### Instructions for the task
All of the entries need to be written out again, exactly as they are.
====================
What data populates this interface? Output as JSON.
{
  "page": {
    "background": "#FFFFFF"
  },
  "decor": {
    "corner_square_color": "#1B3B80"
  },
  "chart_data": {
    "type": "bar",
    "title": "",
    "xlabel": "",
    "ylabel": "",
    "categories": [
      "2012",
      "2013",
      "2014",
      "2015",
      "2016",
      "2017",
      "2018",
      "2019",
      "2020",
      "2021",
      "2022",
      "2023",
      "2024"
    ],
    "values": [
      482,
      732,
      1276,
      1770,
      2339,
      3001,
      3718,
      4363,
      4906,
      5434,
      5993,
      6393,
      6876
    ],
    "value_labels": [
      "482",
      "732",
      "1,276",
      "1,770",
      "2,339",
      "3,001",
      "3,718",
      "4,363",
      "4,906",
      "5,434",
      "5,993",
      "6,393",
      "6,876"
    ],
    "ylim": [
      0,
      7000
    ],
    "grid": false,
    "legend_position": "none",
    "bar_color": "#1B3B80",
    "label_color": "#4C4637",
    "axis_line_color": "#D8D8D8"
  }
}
====================
### Result for this exercise
What data populates this interface? Output as JSON.
{
  "page": {
    "background": "#FFFFFF"
  },
  "decor": {
    "corner_square_color": "#1B3B80"
  },
  "chart_data": {
    "type": "bar",
    "title": "",
    "xlabel": "",
    "ylabel": "",
    "categories": [
      "2012",
      "2013",
      "2014",
      "2015",
      "2016",
      "2017",
      "2018",
      "2019",
      "2020",
      "2021",
      "2022",
      "2023",
      "2024"
    ],
    "values": [
      482,
      732,
      1276,
      1770,
      2339,
      3001,
      3718,
      4363,
      4906,
      5434,
      5993,
      6393,
      6876
    ],
    "value_labels": [
      "482",
      "732",
      "1,276",
      "1,770",
      "2,339",
      "3,001",
      "3,718",
      "4,363",
      "4,906",
      "5,434",
      "5,993",
      "6,393",
      "6,876"
    ],
    "ylim": [
      0,
      7000
    ],
    "grid": false,
    "legend_position": "none",
    "bar_color": "#1B3B80",
    "label_color": "#4C4637",
    "axis_line_color": "#D8D8D8"
  }
}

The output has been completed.